── Task data ──

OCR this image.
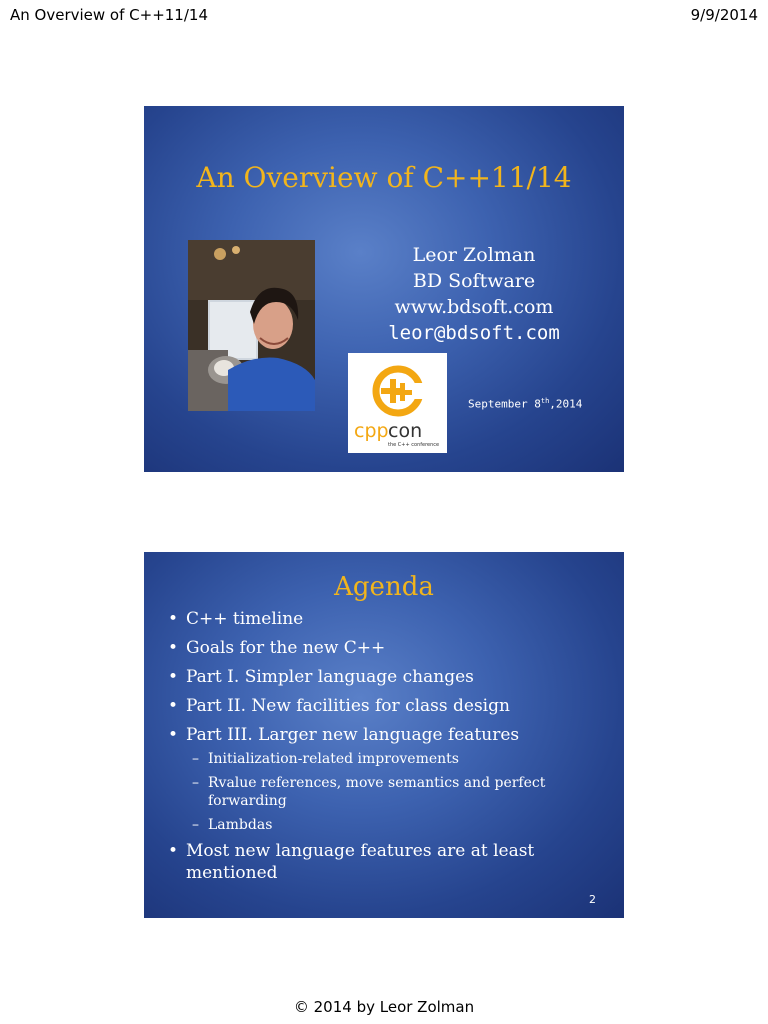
An Overview of C++11/14	9/9/2014
An Overview of C++11/14
Leor Zolman
BD Software
www.bdsoft.com
leor@bdsoft.com
cpp con
the C++ conference
September 8th,2014
Agenda
• C++ timeline
• Goals for the new C++
• Part I. Simpler language changes
• Part II. New facilities for class design
• Part III. Larger new language features
– Initialization-related improvements
– Rvalue references, move semantics and perfect forwarding
– Lambdas
• Most new language features are at least mentioned
2
© 2014 by Leor Zolman
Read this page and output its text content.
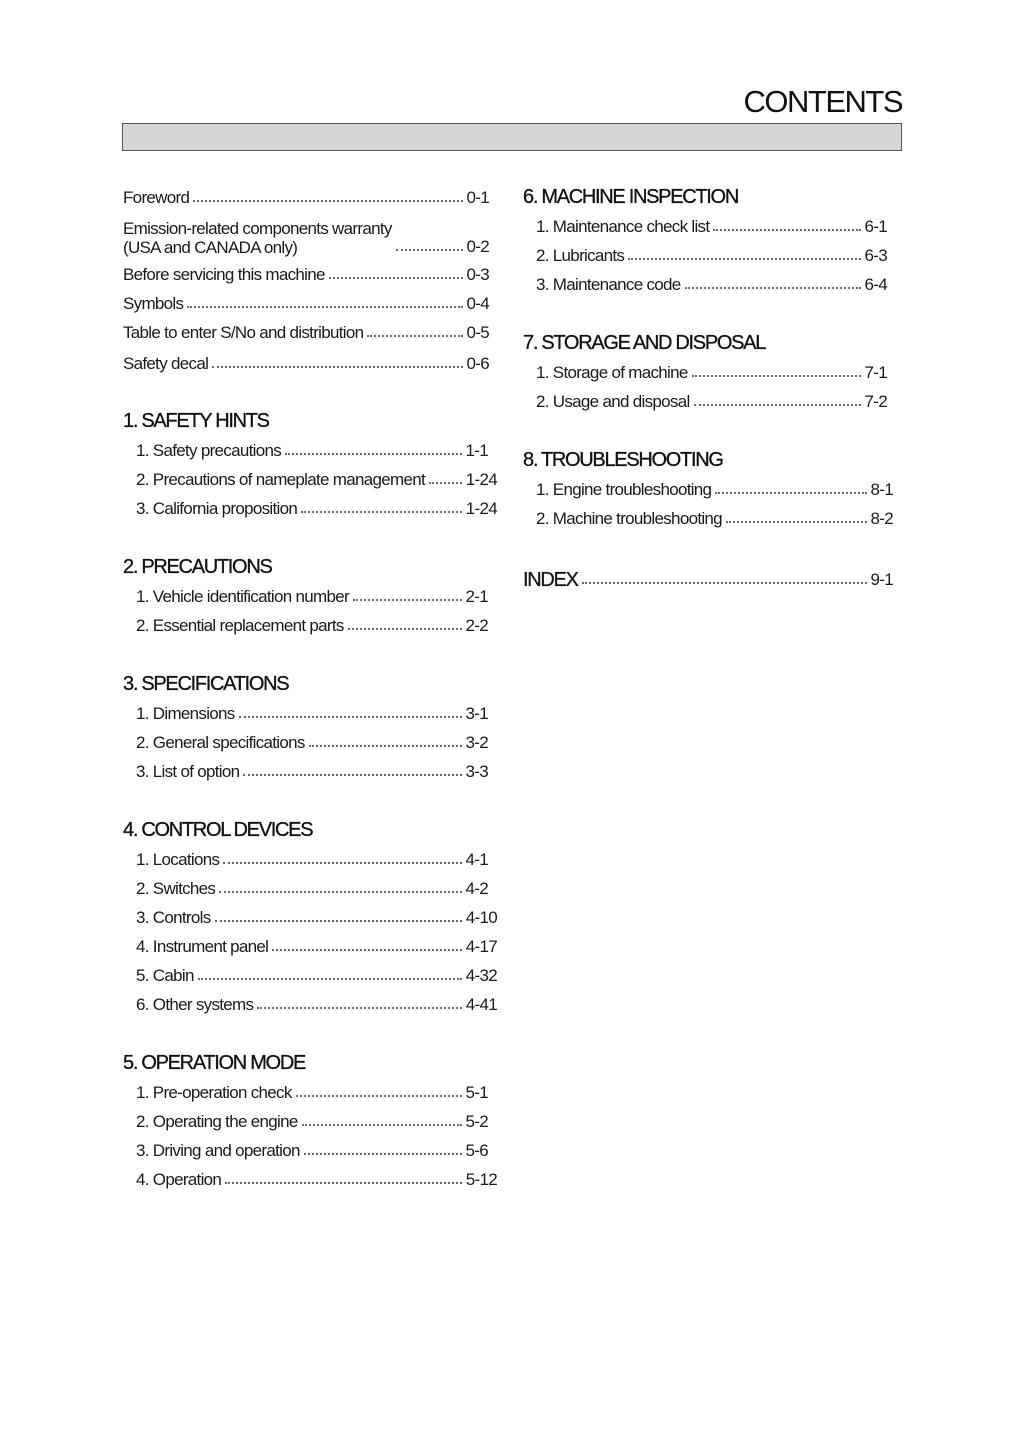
CONTENTS
Foreword	0-1
Emission-related components warranty
(USA and CANADA only)	0-2
Before servicing this machine	0-3
Symbols	0-4
Table to enter S/No and distribution	0-5
Safety decal	0-6
1. SAFETY HINTS
1. Safety precautions	1-1
2. Precautions of nameplate management 1-24
3. California proposition	1-24
2. PRECAUTIONS
1. Vehicle identification number	2-1
2. Essential replacement parts	2-2
3. SPECIFICATIONS
1. Dimensions	3-1
2. General specifications	3-2
3. List of option	3-3
4. CONTROL DEVICES
1. Locations	4-1
2. Switches	4-2
3. Controls	4-10
4. Instrument panel	4-17
5. Cabin	4-32
6. Other systems	4-41
5. OPERATION MODE
1. Pre-operation check	5-1
2. Operating the engine	5-2
3. Driving and operation	5-6
4. Operation	5-12
6. MACHINE INSPECTION
1. Maintenance check list	6-1
2. Lubricants	6-3
3. Maintenance code	6-4
7. STORAGE AND DISPOSAL
1. Storage of machine	7-1
2. Usage and disposal	7-2
8. TROUBLESHOOTING
1. Engine troubleshooting	8-1
2. Machine troubleshooting	8-2
INDEX	9-1
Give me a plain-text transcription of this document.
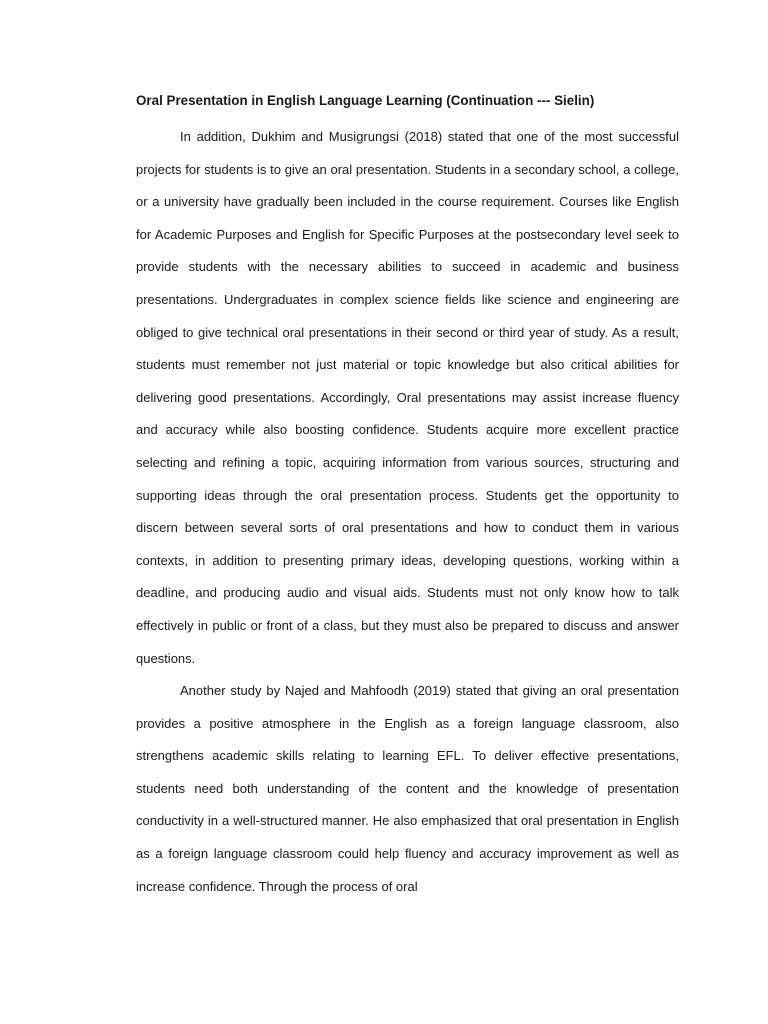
Oral Presentation in English Language Learning (Continuation --- Sielin)

In addition, Dukhim and Musigrungsi (2018) stated that one of the most successful projects for students is to give an oral presentation. Students in a secondary school, a college, or a university have gradually been included in the course requirement. Courses like English for Academic Purposes and English for Specific Purposes at the postsecondary level seek to provide students with the necessary abilities to succeed in academic and business presentations. Undergraduates in complex science fields like science and engineering are obliged to give technical oral presentations in their second or third year of study. As a result, students must remember not just material or topic knowledge but also critical abilities for delivering good presentations. Accordingly, Oral presentations may assist increase fluency and accuracy while also boosting confidence. Students acquire more excellent practice selecting and refining a topic, acquiring information from various sources, structuring and supporting ideas through the oral presentation process. Students get the opportunity to discern between several sorts of oral presentations and how to conduct them in various contexts, in addition to presenting primary ideas, developing questions, working within a deadline, and producing audio and visual aids. Students must not only know how to talk effectively in public or front of a class, but they must also be prepared to discuss and answer questions.

Another study by Najed and Mahfoodh (2019) stated that giving an oral presentation provides a positive atmosphere in the English as a foreign language classroom, also strengthens academic skills relating to learning EFL. To deliver effective presentations, students need both understanding of the content and the knowledge of presentation conductivity in a well-structured manner. He also emphasized that oral presentation in English as a foreign language classroom could help fluency and accuracy improvement as well as increase confidence. Through the process of oral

───

Aim: Pick out the lines containing the string "academic".

Completed task:
In addition, Dukhim and Musigrungsi (2018) stated that one of the most successful projects for students is to give an oral presentation. Students in a secondary school, a college, or a university have gradually been included in the course requirement. Courses like English for Academic Purposes and English for Specific Purposes at the postsecondary level seek to provide students with the necessary abilities to succeed in academic and business presentations. Undergraduates in complex science fields like science and engineering are obliged to give technical oral presentations in their second or third year of study. As a result, students must remember not just material or topic knowledge but also critical abilities for delivering good presentations. Accordingly, Oral presentations may assist increase fluency and accuracy while also boosting confidence. Students acquire more excellent practice selecting and refining a topic, acquiring information from various sources, structuring and supporting ideas through the oral presentation process. Students get the opportunity to discern between several sorts of oral presentations and how to conduct them in various contexts, in addition to presenting primary ideas, developing questions, working within a deadline, and producing audio and visual aids. Students must not only know how to talk effectively in public or front of a class, but they must also be prepared to discuss and answer questions.
Another study by Najed and Mahfoodh (2019) stated that giving an oral presentation provides a positive atmosphere in the English as a foreign language classroom, also strengthens academic skills relating to learning EFL. To deliver effective presentations, students need both understanding of the content and the knowledge of presentation conductivity in a well-structured manner. He also emphasized that oral presentation in English as a foreign language classroom could help fluency and accuracy improvement as well as increase confidence. Through the process of oral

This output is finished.